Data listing
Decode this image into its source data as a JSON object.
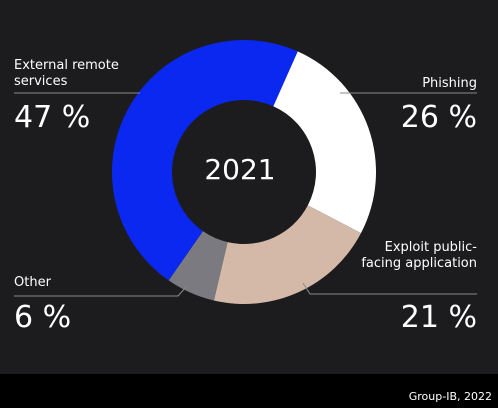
{
  "chart_data": {
    "type": "pie",
    "variant": "donut",
    "center_label": "2021",
    "slices": [
      {
        "label": "External remote services",
        "value": 47,
        "display": "47 %",
        "color": "#0a28f0"
      },
      {
        "label": "Phishing",
        "value": 26,
        "display": "26 %",
        "color": "#ffffff"
      },
      {
        "label": "Exploit public-facing application",
        "value": 21,
        "display": "21 %",
        "color": "#d4b8a8"
      },
      {
        "label": "Other",
        "value": 6,
        "display": "6 %",
        "color": "#7a7a80"
      }
    ]
  },
  "footer": {
    "source": "Group-IB, 2022"
  }
}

Given request: Repeat each record exactly as shown above, dropping all images.

Full answer:
Decode this image into its source data as a JSON object.
{
  "chart_data": {
    "type": "pie",
    "variant": "donut",
    "center_label": "2021",
    "slices": [
      {
        "label": "External remote services",
        "value": 47,
        "display": "47 %",
        "color": "#0a28f0"
      },
      {
        "label": "Phishing",
        "value": 26,
        "display": "26 %",
        "color": "#ffffff"
      },
      {
        "label": "Exploit public-facing application",
        "value": 21,
        "display": "21 %",
        "color": "#d4b8a8"
      },
      {
        "label": "Other",
        "value": 6,
        "display": "6 %",
        "color": "#7a7a80"
      }
    ]
  },
  "footer": {
    "source": "Group-IB, 2022"
  }
}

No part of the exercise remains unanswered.